Text below:

I must take issue with one thing that the noble Baroness said. She said that it would be the responsibility of providers to ensure that assessment of needs happened. We know that assessment is not happening today. Local authorities are simply not carrying out assessments of people’s social care needs. Why? Because they know that they cannot provide the service and what is the point of assessing something that you know you cannot meet? That becomes a self-fulfilling prophecy. We then, across the board and individually, have false presentation of the level of social care need. That is the central issue that we need to deal with and I will return to it.

On the issue of staff, I assure the noble Baroness that I have read the regulations. It was precisely because I read the draft regulations that I tabled the amendment. On page 75, the examples of what would not need to be registered with the CQC include private arrangements between individuals, such as personal care carried out by family or friends—I understand that point. However, also not to be registered is the provision of personal care by a personal assistant engaged and directed by the person receiving their support, whether self-funding or using direct payments and/or individual budgets to fund the arrangement. That will be the majority of social care provision in many places in future. So at the same time as not considering the assessment process, we are narrowing down the scope of what has to be considered in terms of provision. Increasingly, people will be given individual budgets. In a sense, I am saying that, unless we retain our focus on the medical services in the NHS, to a large extent the provision in this amendment will become increasingly meaningless.

End of Text.

_Work task A_
In the passage on social care assessment and registration, what are all the ways of funding a personal assistant arrangement that it names?
_Work task B_
Could you repeat the passage on social care assessment and registration word for word, between "I must take" and "return to it.", inclusive?

Extracted data below:

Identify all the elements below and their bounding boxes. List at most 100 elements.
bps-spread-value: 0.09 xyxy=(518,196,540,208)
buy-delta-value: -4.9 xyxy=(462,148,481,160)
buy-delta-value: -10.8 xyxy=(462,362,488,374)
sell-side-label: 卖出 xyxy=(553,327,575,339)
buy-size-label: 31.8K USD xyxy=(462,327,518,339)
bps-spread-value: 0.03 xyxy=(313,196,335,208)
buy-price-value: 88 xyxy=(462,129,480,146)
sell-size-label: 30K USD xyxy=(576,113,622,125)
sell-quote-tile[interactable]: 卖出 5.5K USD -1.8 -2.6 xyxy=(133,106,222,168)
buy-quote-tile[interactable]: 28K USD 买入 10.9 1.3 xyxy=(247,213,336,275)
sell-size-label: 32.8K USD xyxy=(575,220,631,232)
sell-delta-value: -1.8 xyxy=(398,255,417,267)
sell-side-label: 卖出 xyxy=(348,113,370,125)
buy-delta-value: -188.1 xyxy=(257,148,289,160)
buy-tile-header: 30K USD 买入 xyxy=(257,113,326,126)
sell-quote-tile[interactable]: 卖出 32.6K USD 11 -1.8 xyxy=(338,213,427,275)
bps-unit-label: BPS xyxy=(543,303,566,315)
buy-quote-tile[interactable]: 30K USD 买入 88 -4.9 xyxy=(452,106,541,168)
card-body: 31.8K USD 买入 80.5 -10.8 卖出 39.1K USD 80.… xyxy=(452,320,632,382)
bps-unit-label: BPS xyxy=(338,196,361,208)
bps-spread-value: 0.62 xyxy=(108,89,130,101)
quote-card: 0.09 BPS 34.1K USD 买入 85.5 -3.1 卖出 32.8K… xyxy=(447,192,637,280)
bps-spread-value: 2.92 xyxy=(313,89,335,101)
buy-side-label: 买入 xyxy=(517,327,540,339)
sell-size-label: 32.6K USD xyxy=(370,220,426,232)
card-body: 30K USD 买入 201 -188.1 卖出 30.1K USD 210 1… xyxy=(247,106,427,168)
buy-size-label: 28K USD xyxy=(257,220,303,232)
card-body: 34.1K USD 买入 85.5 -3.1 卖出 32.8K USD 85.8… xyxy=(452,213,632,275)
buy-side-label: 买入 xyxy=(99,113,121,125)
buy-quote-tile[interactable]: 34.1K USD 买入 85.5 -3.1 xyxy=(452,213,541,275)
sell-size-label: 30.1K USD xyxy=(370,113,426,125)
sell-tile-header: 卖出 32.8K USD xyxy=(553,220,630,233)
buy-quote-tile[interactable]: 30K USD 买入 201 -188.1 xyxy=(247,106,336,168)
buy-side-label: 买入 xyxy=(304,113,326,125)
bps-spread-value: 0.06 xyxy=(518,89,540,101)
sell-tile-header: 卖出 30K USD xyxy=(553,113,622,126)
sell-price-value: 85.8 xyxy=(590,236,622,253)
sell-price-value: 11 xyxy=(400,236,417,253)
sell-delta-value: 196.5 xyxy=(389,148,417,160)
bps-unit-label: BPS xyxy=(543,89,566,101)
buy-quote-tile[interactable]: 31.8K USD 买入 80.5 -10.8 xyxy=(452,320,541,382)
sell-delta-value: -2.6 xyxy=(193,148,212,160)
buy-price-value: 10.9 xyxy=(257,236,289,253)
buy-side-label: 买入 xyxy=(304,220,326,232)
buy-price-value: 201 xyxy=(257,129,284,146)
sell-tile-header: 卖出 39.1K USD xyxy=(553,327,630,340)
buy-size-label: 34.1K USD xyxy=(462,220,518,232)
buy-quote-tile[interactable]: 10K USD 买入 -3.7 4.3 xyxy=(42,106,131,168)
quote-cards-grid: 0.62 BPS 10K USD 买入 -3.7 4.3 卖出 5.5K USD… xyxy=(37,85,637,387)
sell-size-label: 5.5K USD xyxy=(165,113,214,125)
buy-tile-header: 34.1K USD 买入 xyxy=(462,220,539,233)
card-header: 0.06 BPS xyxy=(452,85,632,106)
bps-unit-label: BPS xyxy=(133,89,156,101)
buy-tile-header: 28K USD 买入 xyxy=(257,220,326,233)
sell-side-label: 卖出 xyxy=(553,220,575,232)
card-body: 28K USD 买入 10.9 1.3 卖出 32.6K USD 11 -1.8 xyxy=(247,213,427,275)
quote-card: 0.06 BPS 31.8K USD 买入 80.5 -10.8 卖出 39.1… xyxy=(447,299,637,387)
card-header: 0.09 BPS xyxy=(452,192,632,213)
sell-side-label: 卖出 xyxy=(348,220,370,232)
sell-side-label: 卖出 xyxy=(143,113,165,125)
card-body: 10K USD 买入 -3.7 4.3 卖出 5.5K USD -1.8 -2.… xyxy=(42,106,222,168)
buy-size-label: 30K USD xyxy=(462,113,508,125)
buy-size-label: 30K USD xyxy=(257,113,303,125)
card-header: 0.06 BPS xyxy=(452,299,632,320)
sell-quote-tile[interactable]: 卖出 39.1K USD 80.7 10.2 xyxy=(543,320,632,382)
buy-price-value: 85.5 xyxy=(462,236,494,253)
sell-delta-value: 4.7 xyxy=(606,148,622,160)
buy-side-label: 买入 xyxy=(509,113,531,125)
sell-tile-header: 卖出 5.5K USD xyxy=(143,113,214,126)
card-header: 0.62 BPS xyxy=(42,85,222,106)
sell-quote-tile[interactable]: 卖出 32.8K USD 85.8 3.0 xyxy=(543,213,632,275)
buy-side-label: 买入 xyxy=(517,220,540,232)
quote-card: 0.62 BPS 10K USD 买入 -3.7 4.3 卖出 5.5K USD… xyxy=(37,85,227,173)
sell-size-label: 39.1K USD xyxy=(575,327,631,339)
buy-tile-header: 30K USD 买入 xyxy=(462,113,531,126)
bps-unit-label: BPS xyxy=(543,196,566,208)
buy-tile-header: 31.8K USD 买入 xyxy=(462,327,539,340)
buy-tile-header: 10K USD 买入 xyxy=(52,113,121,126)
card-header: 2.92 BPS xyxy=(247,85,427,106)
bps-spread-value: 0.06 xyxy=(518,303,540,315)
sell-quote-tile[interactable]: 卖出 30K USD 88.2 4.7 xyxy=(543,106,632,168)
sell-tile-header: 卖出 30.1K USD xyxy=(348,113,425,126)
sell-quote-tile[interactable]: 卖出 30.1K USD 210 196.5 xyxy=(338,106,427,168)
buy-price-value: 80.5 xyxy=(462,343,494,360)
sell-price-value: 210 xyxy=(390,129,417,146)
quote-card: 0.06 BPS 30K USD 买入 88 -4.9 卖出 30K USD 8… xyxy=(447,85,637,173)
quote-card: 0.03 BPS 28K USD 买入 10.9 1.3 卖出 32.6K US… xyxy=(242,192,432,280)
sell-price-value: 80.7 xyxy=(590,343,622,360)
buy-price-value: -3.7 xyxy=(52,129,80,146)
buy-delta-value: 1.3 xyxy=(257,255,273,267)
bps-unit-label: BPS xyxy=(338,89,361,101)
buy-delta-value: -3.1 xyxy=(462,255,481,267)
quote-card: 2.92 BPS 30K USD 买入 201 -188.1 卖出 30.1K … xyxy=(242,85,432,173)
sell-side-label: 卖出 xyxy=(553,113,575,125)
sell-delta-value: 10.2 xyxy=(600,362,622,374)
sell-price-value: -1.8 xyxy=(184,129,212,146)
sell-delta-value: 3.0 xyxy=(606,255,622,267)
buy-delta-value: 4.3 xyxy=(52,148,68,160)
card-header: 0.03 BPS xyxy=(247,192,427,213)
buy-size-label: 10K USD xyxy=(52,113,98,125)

End of Extracted data.

_Result A_
- Self-funding
- Direct payments
- Individual budgets

_Result B_
I must take issue with one thing that the noble Baroness said. She said that it would be the responsibility of providers to ensure that assessment of needs happened. We know that assessment is not happening today. Local authorities are simply not carrying out assessments of people’s social care needs. Why? Because they know that they cannot provide the service and what is the point of assessing something that you know you cannot meet? That becomes a self-fulfilling prophecy. We then, across the board and individually, have false presentation of the level of social care need. That is the central issue that we need to deal with and I will return to it.